INFORMATION SUPPLIED:
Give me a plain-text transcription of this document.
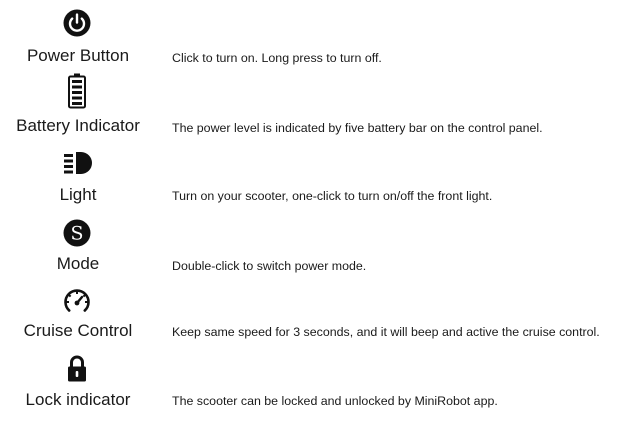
Power Button	Click to turn on. Long press to turn off.
Battery Indicator	The power level is indicated by five battery bar on the control panel.
Light	Turn on your scooter, one-click to turn on/off the front light.
S
Mode	Double-click to switch power mode.
Cruise Control	Keep same speed for 3 seconds, and it will beep and active the cruise control.
Lock indicator	The scooter can be locked and unlocked by MiniRobot app.
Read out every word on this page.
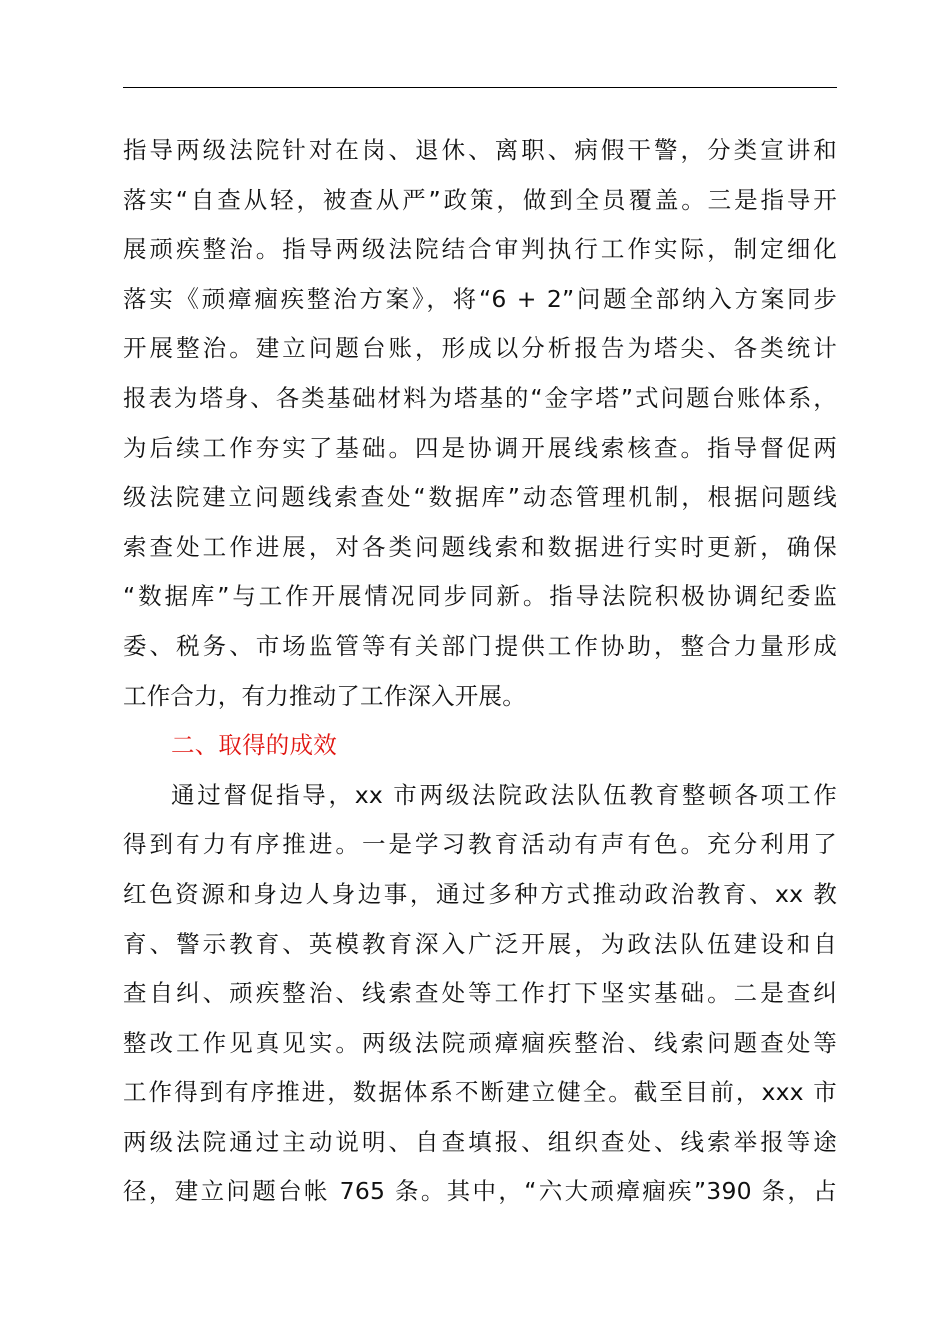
指导两级法院针对在岗、退休、离职、病假干警，分类宣讲和
落实“自查从轻，被查从严”政策，做到全员覆盖。三是指导开
展顽疾整治。指导两级法院结合审判执行工作实际，制定细化
落实《顽瘴痼疾整治方案》，将“6 + 2”问题全部纳入方案同步
开展整治。建立问题台账，形成以分析报告为塔尖、各类统计
报表为塔身、各类基础材料为塔基的“金字塔”式问题台账体系，
为后续工作夯实了基础。四是协调开展线索核查。指导督促两
级法院建立问题线索查处“数据库”动态管理机制，根据问题线
索查处工作进展，对各类问题线索和数据进行实时更新，确保
“数据库”与工作开展情况同步同新。指导法院积极协调纪委监
委、税务、市场监管等有关部门提供工作协助，整合力量形成
工作合力，有力推动了工作深入开展。
二、取得的成效
通过督促指导，xx 市两级法院政法队伍教育整顿各项工作
得到有力有序推进。一是学习教育活动有声有色。充分利用了
红色资源和身边人身边事，通过多种方式推动政治教育、xx 教
育、警示教育、英模教育深入广泛开展，为政法队伍建设和自
查自纠、顽疾整治、线索查处等工作打下坚实基础。二是查纠
整改工作见真见实。两级法院顽瘴痼疾整治、线索问题查处等
工作得到有序推进，数据体系不断建立健全。截至目前，xxx 市
两级法院通过主动说明、自查填报、组织查处、线索举报等途
径，建立问题台帐 765 条。其中，“六大顽瘴痼疾”390 条，占
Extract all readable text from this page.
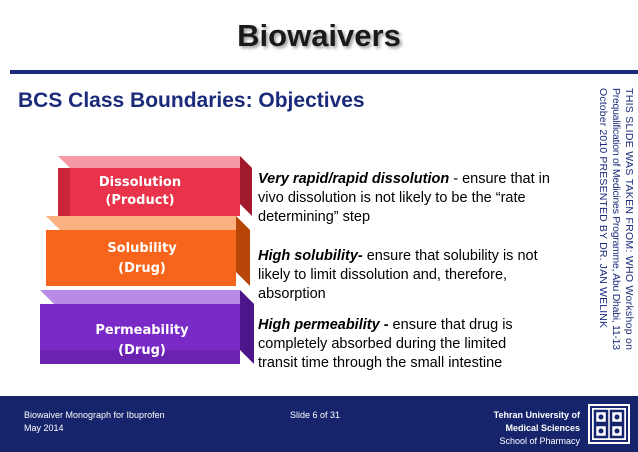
Biowaivers
BCS Class Boundaries: Objectives	THIS SLIDE WAS TAKEN FROM: WHO Workshop on
Prequalification of Medicines Programme, Abu Dhabi, 11-13
October 2010 PRESENTED BY DR. JAN WELINK
Dissolution
(Product)
Solubility
(Drug)
Permeability
(Drug)
Very rapid/rapid dissolution - ensure that in vivo dissolution is not likely to be the “rate determining” step
High solubility- ensure that solubility is not likely to limit dissolution and, therefore, absorption
High permeability - ensure that drug is completely absorbed during the limited transit time through the small intestine
Biowaiver Monograph for Ibuprofen
May 2014
Slide 6 of 31	Tehran University of
Medical Sciences
School of Pharmacy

EXERCISE REQUIREMENTS:
Your task is to give again, unchanged, the lines from the line that contains "Extract all readable text from this page." to the end of the records. Include both end lines but no pictures.

OUTPUT BELOW:
Extract all readable text from this page.
Biowaivers
BCS Class Boundaries: Objectives	THIS SLIDE WAS TAKEN FROM: WHO Workshop on
Prequalification of Medicines Programme, Abu Dhabi, 11-13
October 2010 PRESENTED BY DR. JAN WELINK
Dissolution
(Product)
Solubility
(Drug)
Permeability
(Drug)
Very rapid/rapid dissolution - ensure that in vivo dissolution is not likely to be the “rate determining” step
High solubility- ensure that solubility is not likely to limit dissolution and, therefore, absorption
High permeability - ensure that drug is completely absorbed during the limited transit time through the small intestine
Biowaiver Monograph for Ibuprofen
May 2014
Slide 6 of 31	Tehran University of
Medical Sciences
School of Pharmacy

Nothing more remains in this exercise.